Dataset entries
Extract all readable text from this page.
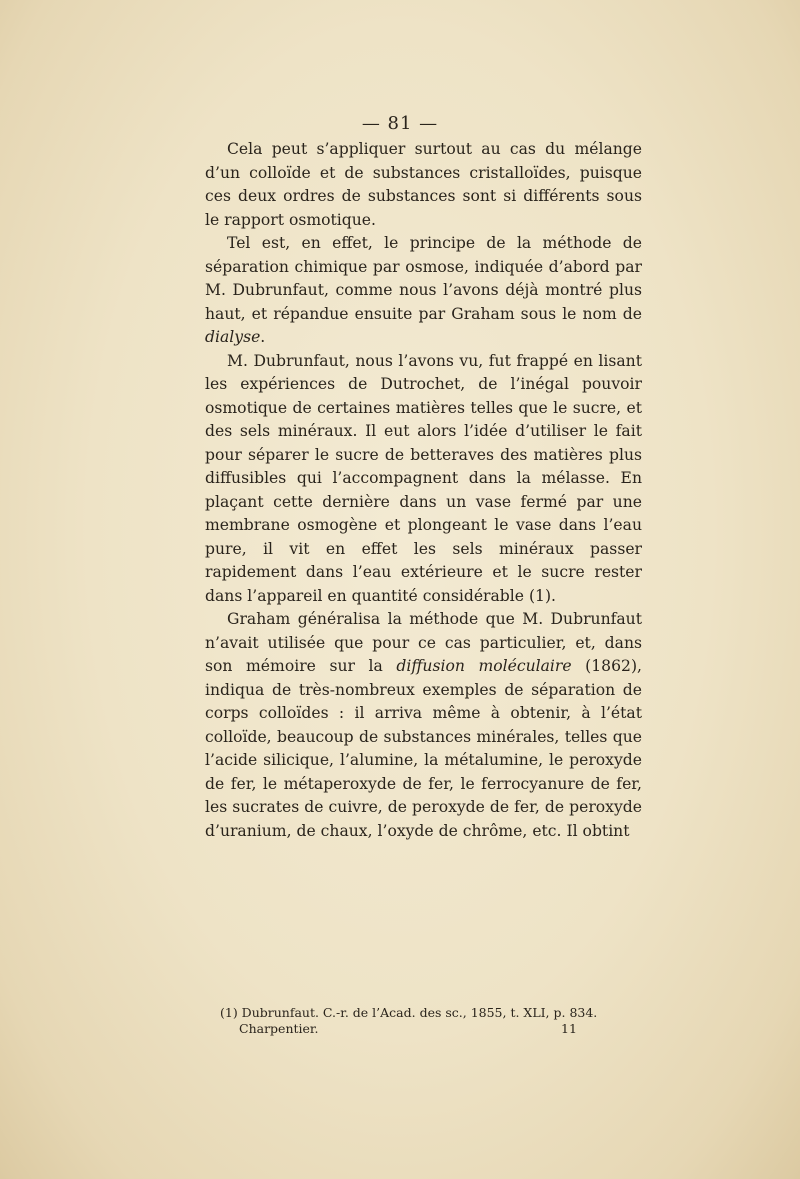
— 81 —

Cela peut s’appliquer surtout au cas du mélange d’un colloïde et de substances cristalloïdes, puisque ces deux ordres de substances sont si différents sous le rapport osmotique.

Tel est, en effet, le principe de la méthode de séparation chimique par osmose, indiquée d’abord par M. Dubrunfaut, comme nous l’avons déjà montré plus haut, et répandue ensuite par Graham sous le nom de dialyse.

M. Dubrunfaut, nous l’avons vu, fut frappé en lisant les expériences de Dutrochet, de l’inégal pouvoir osmotique de certaines matières telles que le sucre, et des sels minéraux. Il eut alors l’idée d’utiliser le fait pour séparer le sucre de betteraves des matières plus diffusibles qui l’accompagnent dans la mélasse. En plaçant cette dernière dans un vase fermé par une membrane osmogène et plongeant le vase dans l’eau pure, il vit en effet les sels minéraux passer rapidement dans l’eau extérieure et le sucre rester dans l’appareil en quantité considérable (1).

Graham généralisa la méthode que M. Dubrunfaut n’avait utilisée que pour ce cas particulier, et, dans son mémoire sur la diffusion moléculaire (1862), indiqua de très-nombreux exemples de séparation de corps colloïdes : il arriva même à obtenir, à l’état colloïde, beaucoup de substances minérales, telles que l’acide silicique, l’alumine, la métalumine, le peroxyde de fer, le métaperoxyde de fer, le ferrocyanure de fer, les sucrates de cuivre, de peroxyde de fer, de peroxyde d’uranium, de chaux, l’oxyde de chrôme, etc. Il obtint

(1) Dubrunfaut. C.-r. de l’Acad. des sc., 1855, t. XLI, p. 834.
Charpentier.	11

Goal. Output the entries above exactly, without their pictures.

Answer to this problem.
Extract all readable text from this page.
— 81 —

Cela peut s’appliquer surtout au cas du mélange d’un colloïde et de substances cristalloïdes, puisque ces deux ordres de substances sont si différents sous le rapport osmotique.

Tel est, en effet, le principe de la méthode de séparation chimique par osmose, indiquée d’abord par M. Dubrunfaut, comme nous l’avons déjà montré plus haut, et répandue ensuite par Graham sous le nom de dialyse.

M. Dubrunfaut, nous l’avons vu, fut frappé en lisant les expériences de Dutrochet, de l’inégal pouvoir osmotique de certaines matières telles que le sucre, et des sels minéraux. Il eut alors l’idée d’utiliser le fait pour séparer le sucre de betteraves des matières plus diffusibles qui l’accompagnent dans la mélasse. En plaçant cette dernière dans un vase fermé par une membrane osmogène et plongeant le vase dans l’eau pure, il vit en effet les sels minéraux passer rapidement dans l’eau extérieure et le sucre rester dans l’appareil en quantité considérable (1).

Graham généralisa la méthode que M. Dubrunfaut n’avait utilisée que pour ce cas particulier, et, dans son mémoire sur la diffusion moléculaire (1862), indiqua de très-nombreux exemples de séparation de corps colloïdes : il arriva même à obtenir, à l’état colloïde, beaucoup de substances minérales, telles que l’acide silicique, l’alumine, la métalumine, le peroxyde de fer, le métaperoxyde de fer, le ferrocyanure de fer, les sucrates de cuivre, de peroxyde de fer, de peroxyde d’uranium, de chaux, l’oxyde de chrôme, etc. Il obtint

(1) Dubrunfaut. C.-r. de l’Acad. des sc., 1855, t. XLI, p. 834.
Charpentier.	11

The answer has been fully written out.